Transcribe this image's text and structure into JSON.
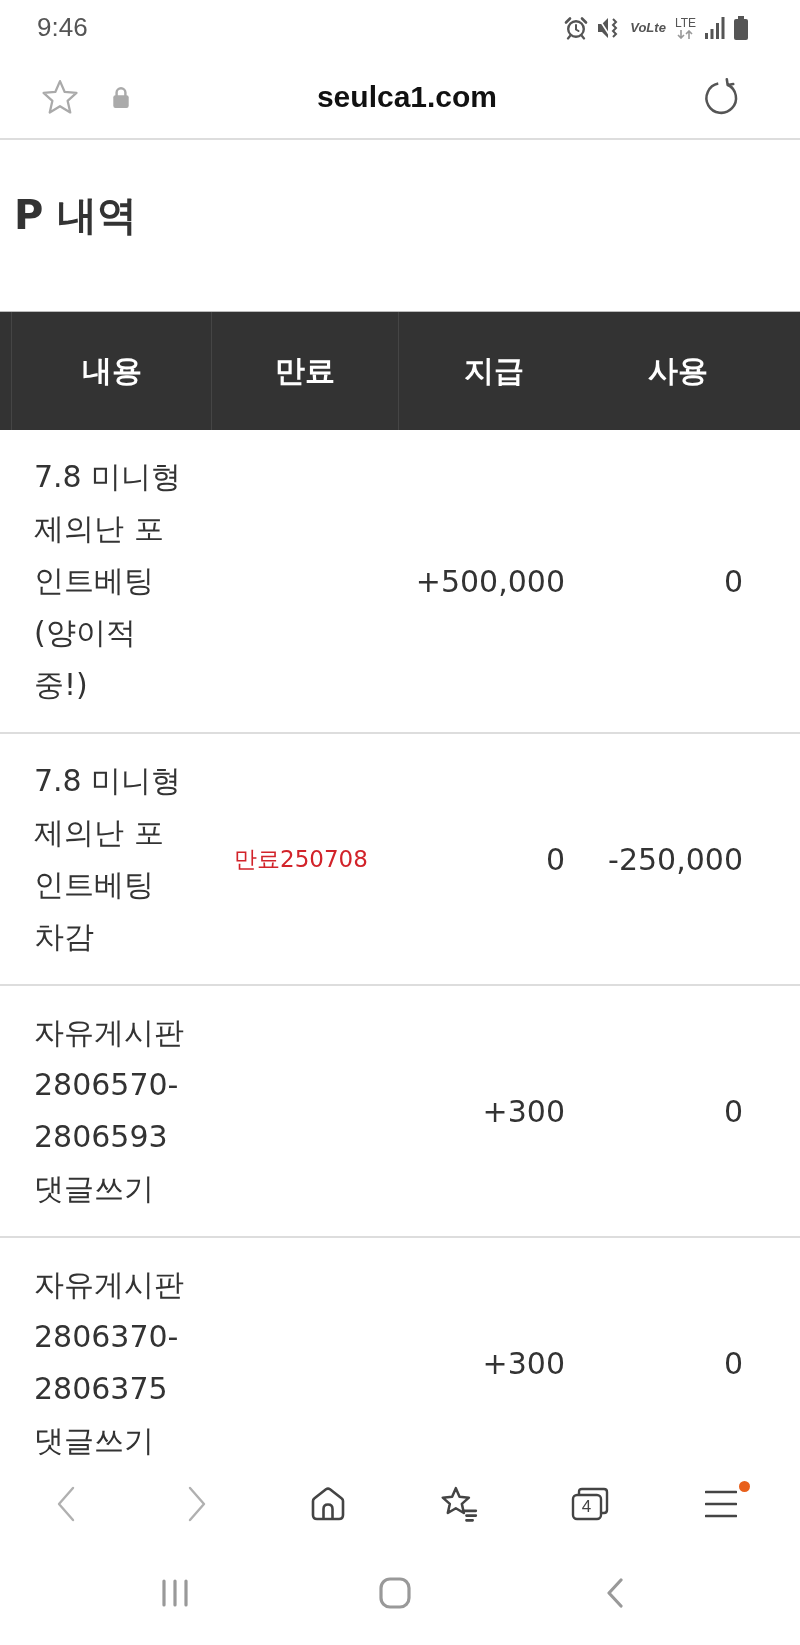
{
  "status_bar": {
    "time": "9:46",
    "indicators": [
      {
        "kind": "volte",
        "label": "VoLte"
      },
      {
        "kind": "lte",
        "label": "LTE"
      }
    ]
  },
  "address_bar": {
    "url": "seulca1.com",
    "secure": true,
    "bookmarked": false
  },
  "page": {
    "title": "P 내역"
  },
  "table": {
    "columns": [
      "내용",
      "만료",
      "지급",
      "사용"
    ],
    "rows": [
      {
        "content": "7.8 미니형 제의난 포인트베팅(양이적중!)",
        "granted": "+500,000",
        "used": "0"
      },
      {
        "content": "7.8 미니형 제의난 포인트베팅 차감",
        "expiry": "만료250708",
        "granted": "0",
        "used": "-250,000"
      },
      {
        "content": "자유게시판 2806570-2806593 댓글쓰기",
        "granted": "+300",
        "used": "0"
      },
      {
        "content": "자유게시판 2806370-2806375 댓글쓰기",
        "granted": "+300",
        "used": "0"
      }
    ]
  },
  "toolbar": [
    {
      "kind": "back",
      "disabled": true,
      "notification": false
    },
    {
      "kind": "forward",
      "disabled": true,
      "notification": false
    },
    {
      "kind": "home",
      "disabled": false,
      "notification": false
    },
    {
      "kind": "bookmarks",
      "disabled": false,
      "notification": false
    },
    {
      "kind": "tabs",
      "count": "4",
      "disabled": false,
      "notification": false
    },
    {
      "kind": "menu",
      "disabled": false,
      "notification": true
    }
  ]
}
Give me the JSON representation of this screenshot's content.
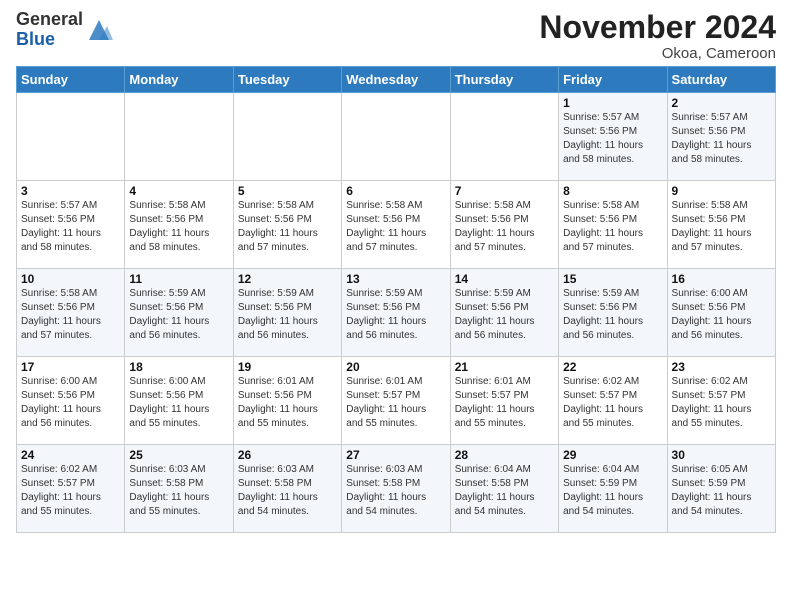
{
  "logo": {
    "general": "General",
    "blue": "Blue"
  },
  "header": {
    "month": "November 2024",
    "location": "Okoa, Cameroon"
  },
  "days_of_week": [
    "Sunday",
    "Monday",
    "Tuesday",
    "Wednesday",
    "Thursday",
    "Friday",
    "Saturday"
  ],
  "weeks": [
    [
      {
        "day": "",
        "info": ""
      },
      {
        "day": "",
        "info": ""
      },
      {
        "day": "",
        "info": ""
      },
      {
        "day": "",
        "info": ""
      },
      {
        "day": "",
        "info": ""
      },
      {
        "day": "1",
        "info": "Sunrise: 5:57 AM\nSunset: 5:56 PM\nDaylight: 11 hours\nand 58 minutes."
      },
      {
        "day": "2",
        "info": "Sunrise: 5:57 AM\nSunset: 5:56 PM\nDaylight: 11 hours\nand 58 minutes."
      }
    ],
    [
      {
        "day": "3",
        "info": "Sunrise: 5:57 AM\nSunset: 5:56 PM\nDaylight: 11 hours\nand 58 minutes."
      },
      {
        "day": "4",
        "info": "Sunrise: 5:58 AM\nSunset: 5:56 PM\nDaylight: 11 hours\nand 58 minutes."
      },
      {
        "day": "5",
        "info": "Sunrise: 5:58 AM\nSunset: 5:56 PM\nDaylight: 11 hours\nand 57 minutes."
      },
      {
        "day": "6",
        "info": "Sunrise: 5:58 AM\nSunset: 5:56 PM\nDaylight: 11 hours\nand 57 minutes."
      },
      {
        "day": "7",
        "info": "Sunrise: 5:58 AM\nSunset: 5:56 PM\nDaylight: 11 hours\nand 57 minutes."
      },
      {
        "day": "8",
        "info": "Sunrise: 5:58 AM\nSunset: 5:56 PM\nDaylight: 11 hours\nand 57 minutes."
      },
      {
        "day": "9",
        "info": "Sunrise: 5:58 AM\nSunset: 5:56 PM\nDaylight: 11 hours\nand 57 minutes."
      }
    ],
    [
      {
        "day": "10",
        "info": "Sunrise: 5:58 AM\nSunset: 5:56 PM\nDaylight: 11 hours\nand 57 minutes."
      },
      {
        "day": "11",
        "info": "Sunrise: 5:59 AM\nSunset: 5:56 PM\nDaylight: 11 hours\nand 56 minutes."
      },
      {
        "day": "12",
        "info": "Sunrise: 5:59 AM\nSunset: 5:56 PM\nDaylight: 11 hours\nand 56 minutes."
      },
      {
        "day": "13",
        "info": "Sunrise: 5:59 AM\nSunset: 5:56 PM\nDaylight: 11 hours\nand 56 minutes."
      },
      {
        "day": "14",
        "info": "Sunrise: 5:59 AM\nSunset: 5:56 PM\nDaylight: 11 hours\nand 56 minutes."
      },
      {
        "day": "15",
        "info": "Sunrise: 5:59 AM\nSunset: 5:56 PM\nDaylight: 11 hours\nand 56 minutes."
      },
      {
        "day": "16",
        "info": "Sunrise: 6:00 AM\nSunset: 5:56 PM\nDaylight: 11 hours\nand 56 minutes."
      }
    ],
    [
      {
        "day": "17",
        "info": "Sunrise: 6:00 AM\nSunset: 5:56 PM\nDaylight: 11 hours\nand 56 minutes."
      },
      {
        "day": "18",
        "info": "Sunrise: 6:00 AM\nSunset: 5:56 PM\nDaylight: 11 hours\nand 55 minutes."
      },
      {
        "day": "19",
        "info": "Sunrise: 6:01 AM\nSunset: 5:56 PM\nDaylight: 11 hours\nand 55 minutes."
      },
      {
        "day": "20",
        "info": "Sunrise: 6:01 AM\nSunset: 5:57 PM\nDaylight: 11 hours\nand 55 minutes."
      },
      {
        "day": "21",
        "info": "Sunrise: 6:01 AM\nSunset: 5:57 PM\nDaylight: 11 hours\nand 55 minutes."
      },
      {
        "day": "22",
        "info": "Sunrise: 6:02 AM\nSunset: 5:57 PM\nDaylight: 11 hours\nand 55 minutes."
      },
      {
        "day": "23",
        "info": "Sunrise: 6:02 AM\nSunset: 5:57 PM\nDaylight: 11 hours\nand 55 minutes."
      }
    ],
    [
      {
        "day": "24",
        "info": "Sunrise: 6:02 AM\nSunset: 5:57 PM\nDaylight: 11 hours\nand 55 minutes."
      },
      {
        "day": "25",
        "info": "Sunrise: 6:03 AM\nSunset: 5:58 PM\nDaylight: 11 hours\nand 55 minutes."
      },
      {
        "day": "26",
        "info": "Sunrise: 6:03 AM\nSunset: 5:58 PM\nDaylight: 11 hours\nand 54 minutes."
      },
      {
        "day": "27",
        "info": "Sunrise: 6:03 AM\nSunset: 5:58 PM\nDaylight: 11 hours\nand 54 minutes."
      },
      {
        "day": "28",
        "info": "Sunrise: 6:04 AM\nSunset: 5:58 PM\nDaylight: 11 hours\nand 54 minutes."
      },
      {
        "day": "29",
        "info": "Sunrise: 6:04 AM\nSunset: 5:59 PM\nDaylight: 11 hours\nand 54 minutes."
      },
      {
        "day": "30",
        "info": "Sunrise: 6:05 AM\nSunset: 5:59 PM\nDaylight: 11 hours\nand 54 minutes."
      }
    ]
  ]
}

...

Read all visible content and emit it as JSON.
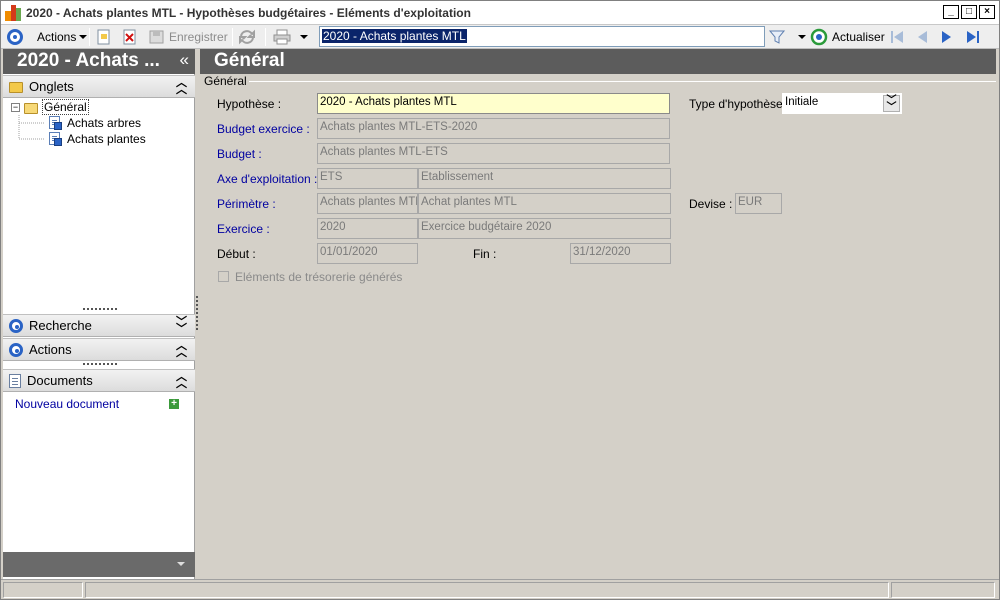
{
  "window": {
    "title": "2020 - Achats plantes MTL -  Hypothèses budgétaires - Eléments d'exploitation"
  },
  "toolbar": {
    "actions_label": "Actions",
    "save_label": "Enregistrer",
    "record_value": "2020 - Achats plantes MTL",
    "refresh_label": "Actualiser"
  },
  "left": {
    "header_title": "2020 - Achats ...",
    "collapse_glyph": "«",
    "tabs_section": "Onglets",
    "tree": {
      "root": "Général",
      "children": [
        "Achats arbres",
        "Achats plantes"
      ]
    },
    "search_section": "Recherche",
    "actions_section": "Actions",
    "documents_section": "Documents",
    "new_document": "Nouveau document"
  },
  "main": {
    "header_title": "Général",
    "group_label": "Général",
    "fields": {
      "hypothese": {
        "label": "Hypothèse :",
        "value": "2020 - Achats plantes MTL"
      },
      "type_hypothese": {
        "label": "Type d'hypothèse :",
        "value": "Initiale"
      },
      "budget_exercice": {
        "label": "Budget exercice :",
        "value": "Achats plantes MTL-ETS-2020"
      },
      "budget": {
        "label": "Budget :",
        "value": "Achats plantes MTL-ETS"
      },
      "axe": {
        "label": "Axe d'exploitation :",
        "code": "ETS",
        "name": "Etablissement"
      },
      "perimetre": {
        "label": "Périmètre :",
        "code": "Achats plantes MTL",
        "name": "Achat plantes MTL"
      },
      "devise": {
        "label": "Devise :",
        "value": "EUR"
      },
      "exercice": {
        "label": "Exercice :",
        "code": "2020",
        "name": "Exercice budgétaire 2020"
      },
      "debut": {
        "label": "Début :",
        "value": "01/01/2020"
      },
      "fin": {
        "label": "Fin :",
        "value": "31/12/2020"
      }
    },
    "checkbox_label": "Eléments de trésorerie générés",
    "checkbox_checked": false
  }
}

§ Task objective
In the entries above, locate every line with the word "Achats" and copy it.

§ The completed task
    "title": "2020 - Achats plantes MTL -  Hypothèses budgétaires - Eléments d'exploitation"
    "record_value": "2020 - Achats plantes MTL",
    "header_title": "2020 - Achats ...",
        "Achats arbres",
        "Achats plantes"
        "value": "2020 - Achats plantes MTL"
        "value": "Achats plantes MTL-ETS-2020"
        "value": "Achats plantes MTL-ETS"
        "code": "Achats plantes MTL",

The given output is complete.